### Given instruction
Your task is to extract every entry that follows word for word while excluding the pictures.

### Rows from a figure dataset
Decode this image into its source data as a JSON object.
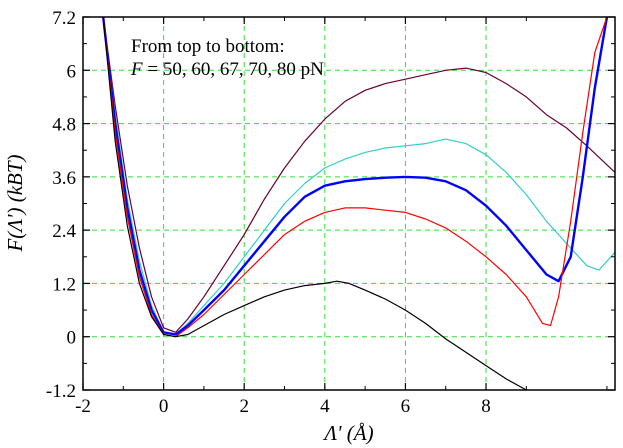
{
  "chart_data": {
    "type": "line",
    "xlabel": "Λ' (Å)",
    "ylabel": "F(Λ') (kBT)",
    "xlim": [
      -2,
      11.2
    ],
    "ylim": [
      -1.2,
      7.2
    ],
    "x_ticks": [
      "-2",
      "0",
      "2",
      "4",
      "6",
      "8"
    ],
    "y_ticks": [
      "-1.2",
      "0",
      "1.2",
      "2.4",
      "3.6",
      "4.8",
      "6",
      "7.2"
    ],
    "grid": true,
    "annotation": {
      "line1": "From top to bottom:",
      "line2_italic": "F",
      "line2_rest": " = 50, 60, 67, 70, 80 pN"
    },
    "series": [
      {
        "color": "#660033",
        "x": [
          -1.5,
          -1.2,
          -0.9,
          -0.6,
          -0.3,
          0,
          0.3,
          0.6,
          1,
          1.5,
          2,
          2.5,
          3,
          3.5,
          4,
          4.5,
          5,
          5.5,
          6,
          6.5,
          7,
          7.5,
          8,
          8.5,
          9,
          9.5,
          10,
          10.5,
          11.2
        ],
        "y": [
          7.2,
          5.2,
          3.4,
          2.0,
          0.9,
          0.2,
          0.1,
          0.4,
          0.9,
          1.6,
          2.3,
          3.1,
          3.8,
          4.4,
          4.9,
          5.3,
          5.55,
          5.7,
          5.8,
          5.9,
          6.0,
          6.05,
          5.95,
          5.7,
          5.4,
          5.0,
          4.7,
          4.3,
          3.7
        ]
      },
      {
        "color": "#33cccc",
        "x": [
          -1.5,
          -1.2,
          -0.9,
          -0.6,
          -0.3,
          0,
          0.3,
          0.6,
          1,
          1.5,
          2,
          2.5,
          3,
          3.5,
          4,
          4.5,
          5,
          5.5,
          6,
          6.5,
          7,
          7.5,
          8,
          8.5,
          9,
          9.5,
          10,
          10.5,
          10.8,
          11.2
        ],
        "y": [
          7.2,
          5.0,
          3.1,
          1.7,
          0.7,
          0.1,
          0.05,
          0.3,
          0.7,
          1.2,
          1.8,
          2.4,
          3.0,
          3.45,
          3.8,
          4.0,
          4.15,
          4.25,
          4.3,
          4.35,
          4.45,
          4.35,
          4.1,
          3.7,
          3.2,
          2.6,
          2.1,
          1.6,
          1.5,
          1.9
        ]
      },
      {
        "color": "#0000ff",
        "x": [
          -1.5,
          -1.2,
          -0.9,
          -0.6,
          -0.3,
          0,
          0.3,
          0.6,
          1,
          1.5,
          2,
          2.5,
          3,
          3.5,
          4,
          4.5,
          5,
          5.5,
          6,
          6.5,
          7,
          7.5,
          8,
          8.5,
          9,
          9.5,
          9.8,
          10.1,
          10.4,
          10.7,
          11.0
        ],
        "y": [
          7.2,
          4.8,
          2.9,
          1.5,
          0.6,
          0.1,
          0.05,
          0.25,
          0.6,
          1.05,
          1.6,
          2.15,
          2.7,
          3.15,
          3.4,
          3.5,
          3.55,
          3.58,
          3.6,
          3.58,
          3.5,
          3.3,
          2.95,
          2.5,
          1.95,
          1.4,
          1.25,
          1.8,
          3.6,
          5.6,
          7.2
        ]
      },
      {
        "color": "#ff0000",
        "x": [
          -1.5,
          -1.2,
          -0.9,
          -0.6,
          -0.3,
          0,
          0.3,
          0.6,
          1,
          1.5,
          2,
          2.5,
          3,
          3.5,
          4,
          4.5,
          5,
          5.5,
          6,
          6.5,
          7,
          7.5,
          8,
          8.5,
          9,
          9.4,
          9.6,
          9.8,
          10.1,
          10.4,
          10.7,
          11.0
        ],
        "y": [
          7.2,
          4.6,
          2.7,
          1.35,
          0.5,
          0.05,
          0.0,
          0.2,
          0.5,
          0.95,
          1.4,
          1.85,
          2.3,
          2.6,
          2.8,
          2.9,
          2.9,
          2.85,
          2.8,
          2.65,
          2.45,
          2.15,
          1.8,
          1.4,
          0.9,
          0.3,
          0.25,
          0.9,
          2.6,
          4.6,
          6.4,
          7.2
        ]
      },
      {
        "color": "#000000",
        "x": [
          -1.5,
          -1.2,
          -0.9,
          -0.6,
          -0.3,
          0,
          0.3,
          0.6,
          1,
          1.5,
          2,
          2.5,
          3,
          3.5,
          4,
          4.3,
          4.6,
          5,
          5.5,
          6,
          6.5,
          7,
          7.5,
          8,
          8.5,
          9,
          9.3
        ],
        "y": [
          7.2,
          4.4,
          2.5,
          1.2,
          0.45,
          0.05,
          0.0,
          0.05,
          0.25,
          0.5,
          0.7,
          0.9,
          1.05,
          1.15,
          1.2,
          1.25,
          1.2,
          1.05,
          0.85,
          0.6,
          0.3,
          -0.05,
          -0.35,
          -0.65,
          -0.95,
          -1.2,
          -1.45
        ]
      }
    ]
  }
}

### Solution for this task
Decode this image into its source data as a JSON object.
{
  "chart_data": {
    "type": "line",
    "xlabel": "Λ' (Å)",
    "ylabel": "F(Λ') (kBT)",
    "xlim": [
      -2,
      11.2
    ],
    "ylim": [
      -1.2,
      7.2
    ],
    "x_ticks": [
      "-2",
      "0",
      "2",
      "4",
      "6",
      "8"
    ],
    "y_ticks": [
      "-1.2",
      "0",
      "1.2",
      "2.4",
      "3.6",
      "4.8",
      "6",
      "7.2"
    ],
    "grid": true,
    "annotation": {
      "line1": "From top to bottom:",
      "line2_italic": "F",
      "line2_rest": " = 50, 60, 67, 70, 80 pN"
    },
    "series": [
      {
        "color": "#660033",
        "x": [
          -1.5,
          -1.2,
          -0.9,
          -0.6,
          -0.3,
          0,
          0.3,
          0.6,
          1,
          1.5,
          2,
          2.5,
          3,
          3.5,
          4,
          4.5,
          5,
          5.5,
          6,
          6.5,
          7,
          7.5,
          8,
          8.5,
          9,
          9.5,
          10,
          10.5,
          11.2
        ],
        "y": [
          7.2,
          5.2,
          3.4,
          2.0,
          0.9,
          0.2,
          0.1,
          0.4,
          0.9,
          1.6,
          2.3,
          3.1,
          3.8,
          4.4,
          4.9,
          5.3,
          5.55,
          5.7,
          5.8,
          5.9,
          6.0,
          6.05,
          5.95,
          5.7,
          5.4,
          5.0,
          4.7,
          4.3,
          3.7
        ]
      },
      {
        "color": "#33cccc",
        "x": [
          -1.5,
          -1.2,
          -0.9,
          -0.6,
          -0.3,
          0,
          0.3,
          0.6,
          1,
          1.5,
          2,
          2.5,
          3,
          3.5,
          4,
          4.5,
          5,
          5.5,
          6,
          6.5,
          7,
          7.5,
          8,
          8.5,
          9,
          9.5,
          10,
          10.5,
          10.8,
          11.2
        ],
        "y": [
          7.2,
          5.0,
          3.1,
          1.7,
          0.7,
          0.1,
          0.05,
          0.3,
          0.7,
          1.2,
          1.8,
          2.4,
          3.0,
          3.45,
          3.8,
          4.0,
          4.15,
          4.25,
          4.3,
          4.35,
          4.45,
          4.35,
          4.1,
          3.7,
          3.2,
          2.6,
          2.1,
          1.6,
          1.5,
          1.9
        ]
      },
      {
        "color": "#0000ff",
        "x": [
          -1.5,
          -1.2,
          -0.9,
          -0.6,
          -0.3,
          0,
          0.3,
          0.6,
          1,
          1.5,
          2,
          2.5,
          3,
          3.5,
          4,
          4.5,
          5,
          5.5,
          6,
          6.5,
          7,
          7.5,
          8,
          8.5,
          9,
          9.5,
          9.8,
          10.1,
          10.4,
          10.7,
          11.0
        ],
        "y": [
          7.2,
          4.8,
          2.9,
          1.5,
          0.6,
          0.1,
          0.05,
          0.25,
          0.6,
          1.05,
          1.6,
          2.15,
          2.7,
          3.15,
          3.4,
          3.5,
          3.55,
          3.58,
          3.6,
          3.58,
          3.5,
          3.3,
          2.95,
          2.5,
          1.95,
          1.4,
          1.25,
          1.8,
          3.6,
          5.6,
          7.2
        ]
      },
      {
        "color": "#ff0000",
        "x": [
          -1.5,
          -1.2,
          -0.9,
          -0.6,
          -0.3,
          0,
          0.3,
          0.6,
          1,
          1.5,
          2,
          2.5,
          3,
          3.5,
          4,
          4.5,
          5,
          5.5,
          6,
          6.5,
          7,
          7.5,
          8,
          8.5,
          9,
          9.4,
          9.6,
          9.8,
          10.1,
          10.4,
          10.7,
          11.0
        ],
        "y": [
          7.2,
          4.6,
          2.7,
          1.35,
          0.5,
          0.05,
          0.0,
          0.2,
          0.5,
          0.95,
          1.4,
          1.85,
          2.3,
          2.6,
          2.8,
          2.9,
          2.9,
          2.85,
          2.8,
          2.65,
          2.45,
          2.15,
          1.8,
          1.4,
          0.9,
          0.3,
          0.25,
          0.9,
          2.6,
          4.6,
          6.4,
          7.2
        ]
      },
      {
        "color": "#000000",
        "x": [
          -1.5,
          -1.2,
          -0.9,
          -0.6,
          -0.3,
          0,
          0.3,
          0.6,
          1,
          1.5,
          2,
          2.5,
          3,
          3.5,
          4,
          4.3,
          4.6,
          5,
          5.5,
          6,
          6.5,
          7,
          7.5,
          8,
          8.5,
          9,
          9.3
        ],
        "y": [
          7.2,
          4.4,
          2.5,
          1.2,
          0.45,
          0.05,
          0.0,
          0.05,
          0.25,
          0.5,
          0.7,
          0.9,
          1.05,
          1.15,
          1.2,
          1.25,
          1.2,
          1.05,
          0.85,
          0.6,
          0.3,
          -0.05,
          -0.35,
          -0.65,
          -0.95,
          -1.2,
          -1.45
        ]
      }
    ]
  }
}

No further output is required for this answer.